• [ASSIGNMENT] Copy out every record below, word for word.

• [DATA UNDER STUDY]

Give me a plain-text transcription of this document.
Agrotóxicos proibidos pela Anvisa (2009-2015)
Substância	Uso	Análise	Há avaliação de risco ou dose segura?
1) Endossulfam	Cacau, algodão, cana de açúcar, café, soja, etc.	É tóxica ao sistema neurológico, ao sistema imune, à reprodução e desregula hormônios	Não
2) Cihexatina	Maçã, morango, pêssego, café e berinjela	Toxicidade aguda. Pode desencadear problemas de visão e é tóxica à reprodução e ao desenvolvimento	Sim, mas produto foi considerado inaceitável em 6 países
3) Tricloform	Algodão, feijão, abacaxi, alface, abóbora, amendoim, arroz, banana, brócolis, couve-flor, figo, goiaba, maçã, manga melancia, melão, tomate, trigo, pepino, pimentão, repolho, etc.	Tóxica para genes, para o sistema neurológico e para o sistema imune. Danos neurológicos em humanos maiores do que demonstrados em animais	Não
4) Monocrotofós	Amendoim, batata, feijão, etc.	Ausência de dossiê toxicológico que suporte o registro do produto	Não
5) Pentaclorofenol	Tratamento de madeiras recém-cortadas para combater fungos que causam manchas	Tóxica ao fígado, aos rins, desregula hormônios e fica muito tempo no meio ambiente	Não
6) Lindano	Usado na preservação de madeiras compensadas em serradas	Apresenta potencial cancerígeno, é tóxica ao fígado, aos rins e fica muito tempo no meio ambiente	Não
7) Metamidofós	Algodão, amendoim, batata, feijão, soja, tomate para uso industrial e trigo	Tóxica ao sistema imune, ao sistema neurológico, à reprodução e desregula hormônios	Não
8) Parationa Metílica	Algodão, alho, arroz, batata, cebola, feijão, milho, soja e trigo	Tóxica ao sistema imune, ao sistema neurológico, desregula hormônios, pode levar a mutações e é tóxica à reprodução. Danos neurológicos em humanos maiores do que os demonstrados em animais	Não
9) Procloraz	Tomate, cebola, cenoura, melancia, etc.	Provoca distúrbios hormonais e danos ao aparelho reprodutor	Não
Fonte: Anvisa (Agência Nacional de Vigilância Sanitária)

• [FINISHED TASK]
Give me a plain-text transcription of this document.
Agrotóxicos proibidos pela Anvisa (2009-2015)
Substância	Uso	Análise	Há avaliação de risco ou dose segura?
1) Endossulfam	Cacau, algodão, cana de açúcar, café, soja, etc.	É tóxica ao sistema neurológico, ao sistema imune, à reprodução e desregula hormônios	Não
2) Cihexatina	Maçã, morango, pêssego, café e berinjela	Toxicidade aguda. Pode desencadear problemas de visão e é tóxica à reprodução e ao desenvolvimento	Sim, mas produto foi considerado inaceitável em 6 países
3) Tricloform	Algodão, feijão, abacaxi, alface, abóbora, amendoim, arroz, banana, brócolis, couve-flor, figo, goiaba, maçã, manga melancia, melão, tomate, trigo, pepino, pimentão, repolho, etc.	Tóxica para genes, para o sistema neurológico e para o sistema imune. Danos neurológicos em humanos maiores do que demonstrados em animais	Não
4) Monocrotofós	Amendoim, batata, feijão, etc.	Ausência de dossiê toxicológico que suporte o registro do produto	Não
5) Pentaclorofenol	Tratamento de madeiras recém-cortadas para combater fungos que causam manchas	Tóxica ao fígado, aos rins, desregula hormônios e fica muito tempo no meio ambiente	Não
6) Lindano	Usado na preservação de madeiras compensadas em serradas	Apresenta potencial cancerígeno, é tóxica ao fígado, aos rins e fica muito tempo no meio ambiente	Não
7) Metamidofós	Algodão, amendoim, batata, feijão, soja, tomate para uso industrial e trigo	Tóxica ao sistema imune, ao sistema neurológico, à reprodução e desregula hormônios	Não
8) Parationa Metílica	Algodão, alho, arroz, batata, cebola, feijão, milho, soja e trigo	Tóxica ao sistema imune, ao sistema neurológico, desregula hormônios, pode levar a mutações e é tóxica à reprodução. Danos neurológicos em humanos maiores do que os demonstrados em animais	Não
9) Procloraz	Tomate, cebola, cenoura, melancia, etc.	Provoca distúrbios hormonais e danos ao aparelho reprodutor	Não
Fonte: Anvisa (Agência Nacional de Vigilância Sanitária)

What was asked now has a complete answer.